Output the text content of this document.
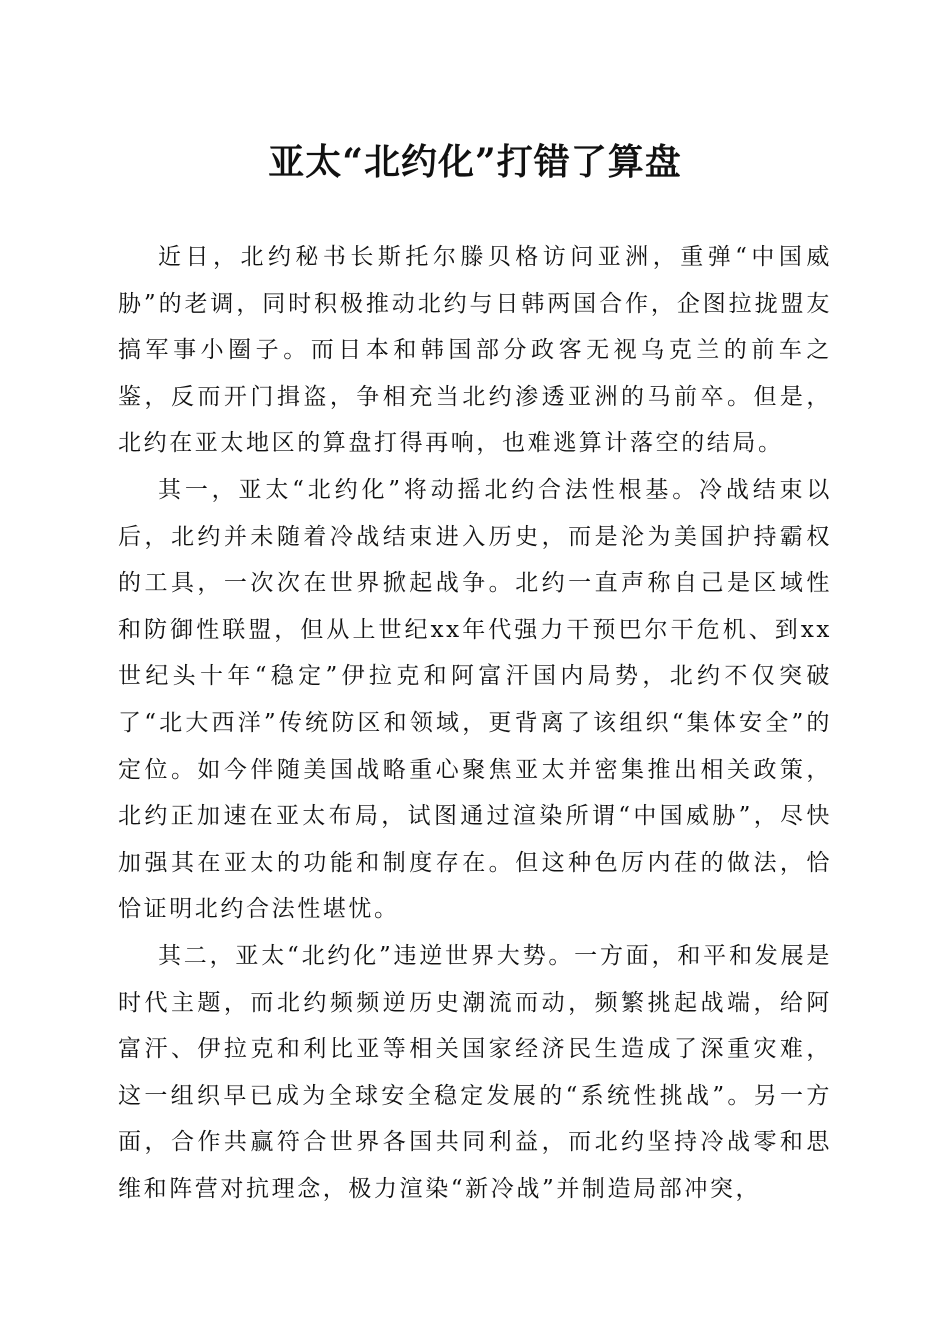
亚太“北约化”打错了算盘

近日，北约秘书长斯托尔滕贝格访问亚洲，重弹“中国威胁”的老调，同时积极推动北约与日韩两国合作，企图拉拢盟友搞军事小圈子。而日本和韩国部分政客无视乌克兰的前车之鉴，反而开门揖盗，争相充当北约渗透亚洲的马前卒。但是，北约在亚太地区的算盘打得再响，也难逃算计落空的结局。

其一，亚太“北约化”将动摇北约合法性根基。冷战结束以后，北约并未随着冷战结束进入历史，而是沦为美国护持霸权的工具，一次次在世界掀起战争。北约一直声称自己是区域性和防御性联盟，但从上世纪xx年代强力干预巴尔干危机、到xx世纪头十年“稳定”伊拉克和阿富汗国内局势，北约不仅突破了“北大西洋”传统防区和领域，更背离了该组织“集体安全”的定位。如今伴随美国战略重心聚焦亚太并密集推出相关政策，北约正加速在亚太布局，试图通过渲染所谓“中国威胁”，尽快加强其在亚太的功能和制度存在。但这种色厉内荏的做法，恰恰证明北约合法性堪忧。

其二，亚太“北约化”违逆世界大势。一方面，和平和发展是时代主题，而北约频频逆历史潮流而动，频繁挑起战端，给阿富汗、伊拉克和利比亚等相关国家经济民生造成了深重灾难，这一组织早已成为全球安全稳定发展的“系统性挑战”。另一方面，合作共赢符合世界各国共同利益，而北约坚持冷战零和思维和阵营对抗理念，极力渲染“新冷战”并制造局部冲突，
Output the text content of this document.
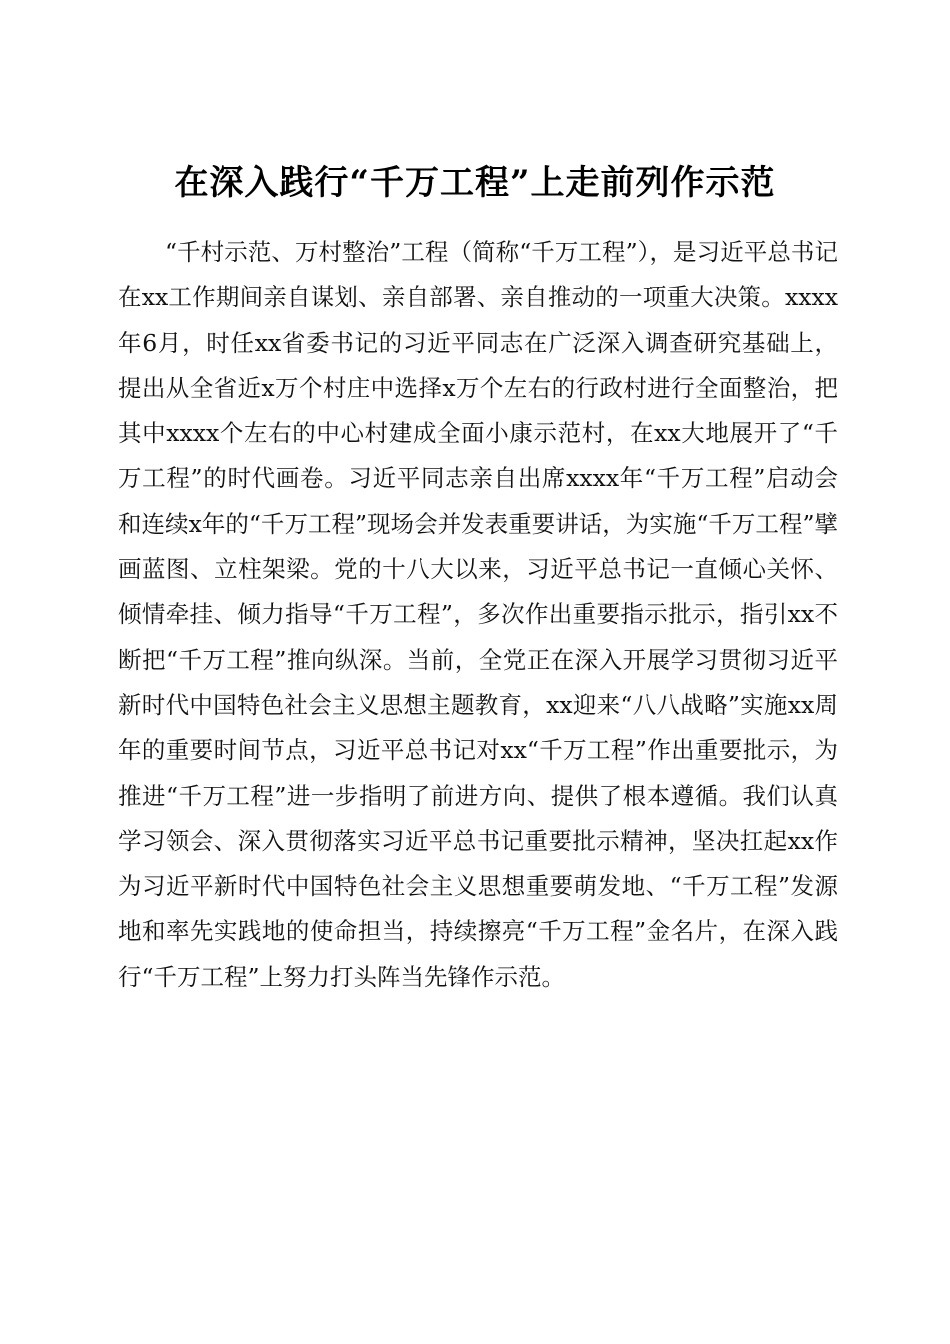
在深入践行“千万工程”上走前列作示范

“千村示范、万村整治”工程（简称“千万工程”），是习近平总书记在xx工作期间亲自谋划、亲自部署、亲自推动的一项重大决策。xxxx年6月，时任xx省委书记的习近平同志在广泛深入调查研究基础上，提出从全省近x万个村庄中选择x万个左右的行政村进行全面整治，把其中xxxx个左右的中心村建成全面小康示范村，在xx大地展开了“千万工程”的时代画卷。习近平同志亲自出席xxxx年“千万工程”启动会和连续x年的“千万工程”现场会并发表重要讲话，为实施“千万工程”擘画蓝图、立柱架梁。党的十八大以来，习近平总书记一直倾心关怀、倾情牵挂、倾力指导“千万工程”，多次作出重要指示批示，指引xx不断把“千万工程”推向纵深。当前，全党正在深入开展学习贯彻习近平新时代中国特色社会主义思想主题教育，xx迎来“八八战略”实施xx周年的重要时间节点，习近平总书记对xx“千万工程”作出重要批示，为推进“千万工程”进一步指明了前进方向、提供了根本遵循。我们认真学习领会、深入贯彻落实习近平总书记重要批示精神，坚决扛起xx作为习近平新时代中国特色社会主义思想重要萌发地、“千万工程”发源地和率先实践地的使命担当，持续擦亮“千万工程”金名片，在深入践行“千万工程”上努力打头阵当先锋作示范。
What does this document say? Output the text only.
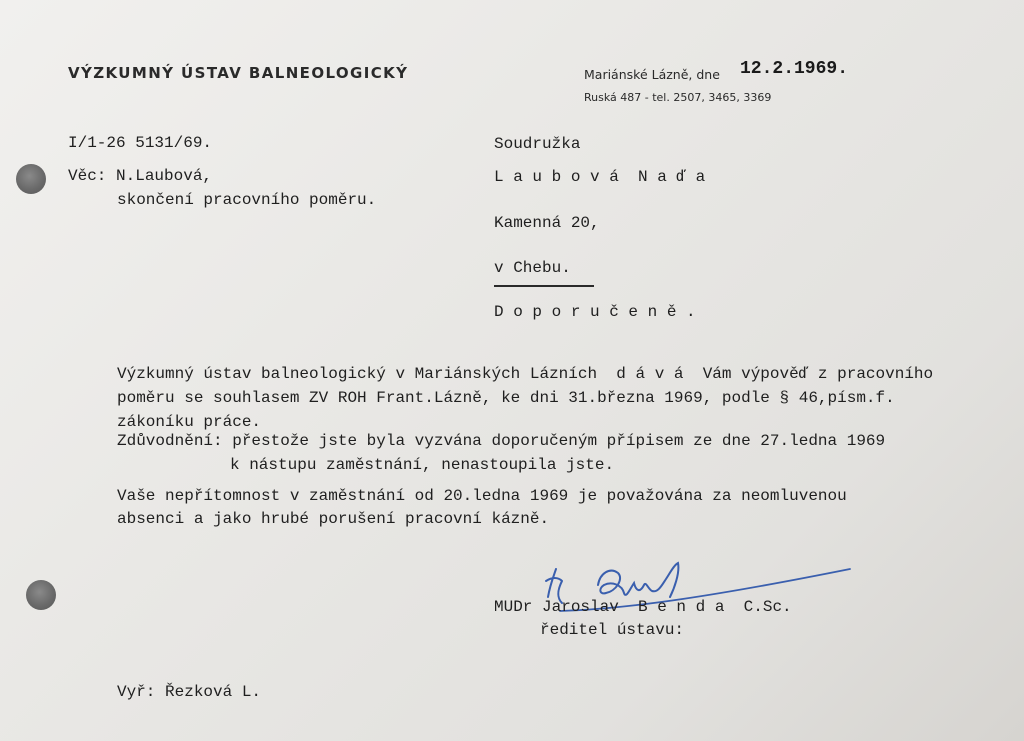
VÝZKUMNÝ ÚSTAV BALNEOLOGICKÝ	Mariánské Lázně, dne 12.2.1969.
Ruská 487 - tel. 2507, 3465, 3369
I/1-26 5131/69.
Věc: N.Laubová,
skončení pracovního poměru.
Soudružka
L a u b o v á  N a ď a
Kamenná 20,
v Chebu.
D o p o r u č e n ě .
Výzkumný ústav balneologický v Mariánských Lázních  d á v á  Vám výpověď z pracovního
poměru se souhlasem ZV ROH Frant.Lázně, ke dni 31.března 1969, podle § 46,písm.f.
zákoníku práce.
Zdůvodnění: přestože jste byla vyzvána doporučeným přípisem ze dne 27.ledna 1969
k nástupu zaměstnání, nenastoupila jste.
Vaše nepřítomnost v zaměstnání od 20.ledna 1969 je považována za neomluvenou
absenci a jako hrubé porušení pracovní kázně.
MUDr Jaroslav  B e n d a  C.Sc.
ředitel ústavu:
Vyř: Řezková L.
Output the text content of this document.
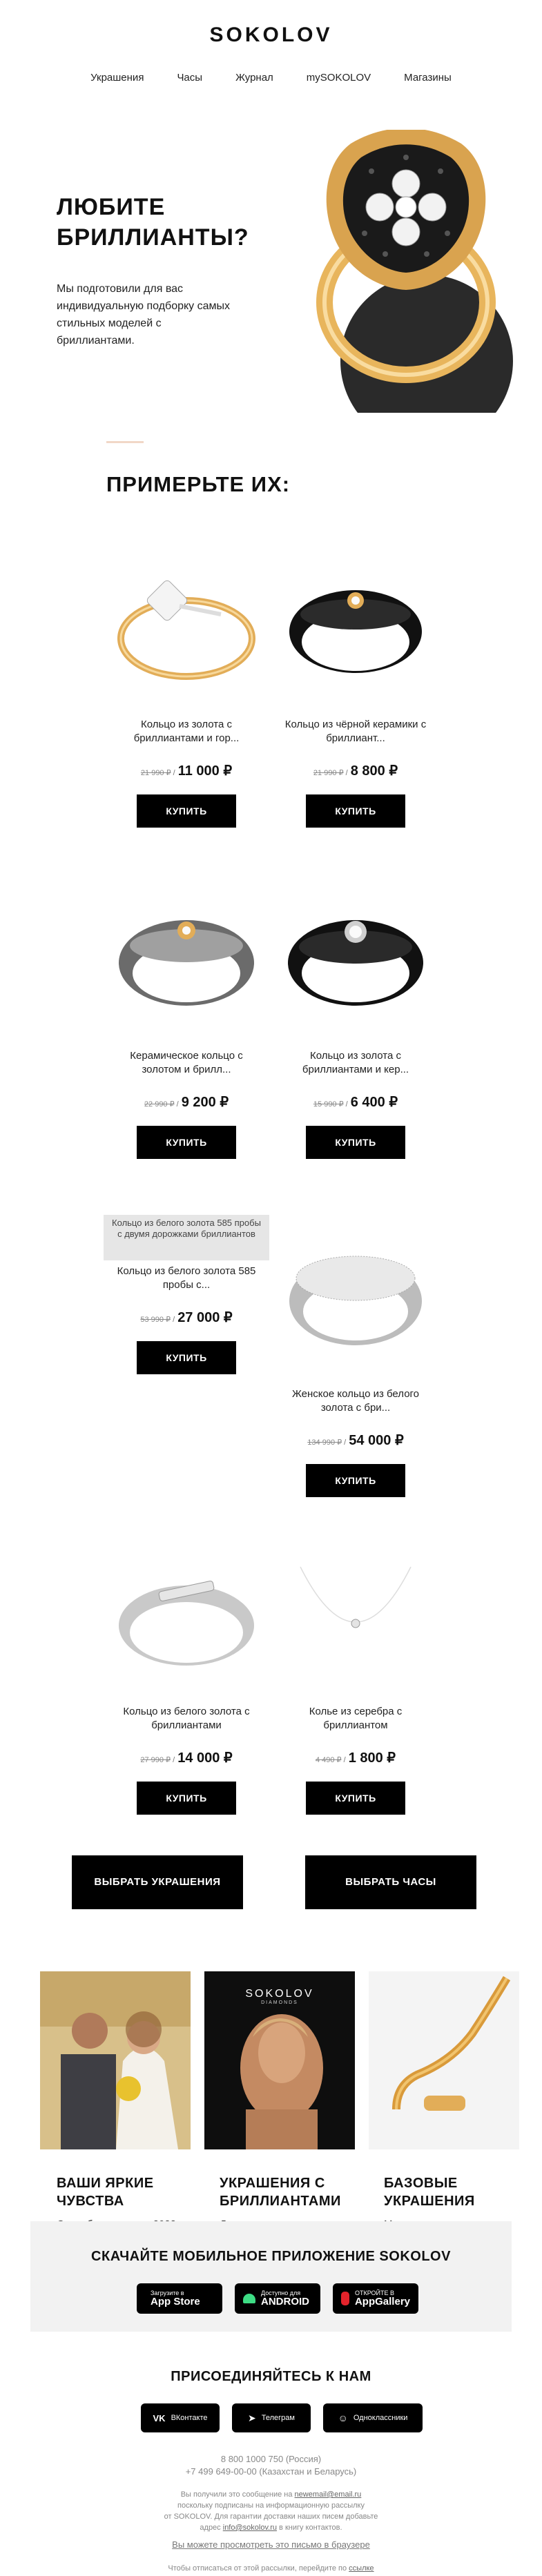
SOKOLOV
Украшения	Часы	Журнал	mySOKOLOV	Магазины
ЛЮБИТЕ
БРИЛЛИАНТЫ?
Мы подготовили для вас индивидуальную подборку самых стильных моделей с бриллиантами.
ПРИМЕРЬТЕ ИХ:
Кольцо из золота с бриллиантами и гор...
21 990 ₽ / 11 000 ₽
КУПИТЬ
Кольцо из чёрной керамики с бриллиант...
21 990 ₽ / 8 800 ₽
КУПИТЬ
Керамическое кольцо с золотом и брилл...
22 990 ₽ / 9 200 ₽
КУПИТЬ
Кольцо из золота с бриллиантами и кер...
15 990 ₽ / 6 400 ₽
КУПИТЬ
Кольцо из белого золота 585 пробы с двумя дорожками бриллиантов
Кольцо из белого золота 585 пробы с...
53 990 ₽ / 27 000 ₽
КУПИТЬ
Женское кольцо из белого золота с бри...
134 990 ₽ / 54 000 ₽
КУПИТЬ
Кольцо из белого золота с бриллиантами
27 990 ₽ / 14 000 ₽
КУПИТЬ
Колье из серебра с бриллиантом
4 490 ₽ / 1 800 ₽
КУПИТЬ
ВЫБРАТЬ УКРАШЕНИЯ	ВЫБРАТЬ ЧАСЫ
SOKOLOV
DIAMONDS
ВАШИ ЯРКИЕ ЧУВСТВА
УКРАШЕНИЯ С БРИЛЛИАНТАМИ
БАЗОВЫЕ УКРАШЕНИЯ
СКАЧАЙТЕ МОБИЛЬНОЕ ПРИЛОЖЕНИЕ SOKOLOV
Загрузите в
App Store
Доступно для
ANDROID
ОТКРОЙТЕ В
AppGallery
ПРИСОЕДИНЯЙТЕСЬ К НАМ
VK ВКонтакте	➤ Телеграм	☺ Одноклассники
8 800 1000 750 (Россия)
+7 499 649-00-00 (Казахстан и Беларусь)
Вы получили это сообщение на newemail@email.ru
поскольку подписаны на информационную рассылку
от SOKOLOV. Для гарантии доставки наших писем добавьте
адрес info@sokolov.ru в книгу контактов.
Вы можете просмотреть это письмо в браузере
Чтобы отписаться от этой рассылки, перейдите по ссылке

EXERCISE AIM
Report how many lines of the entries hold the string "белого". Provide the number alone.

WORKED SOLUTION
4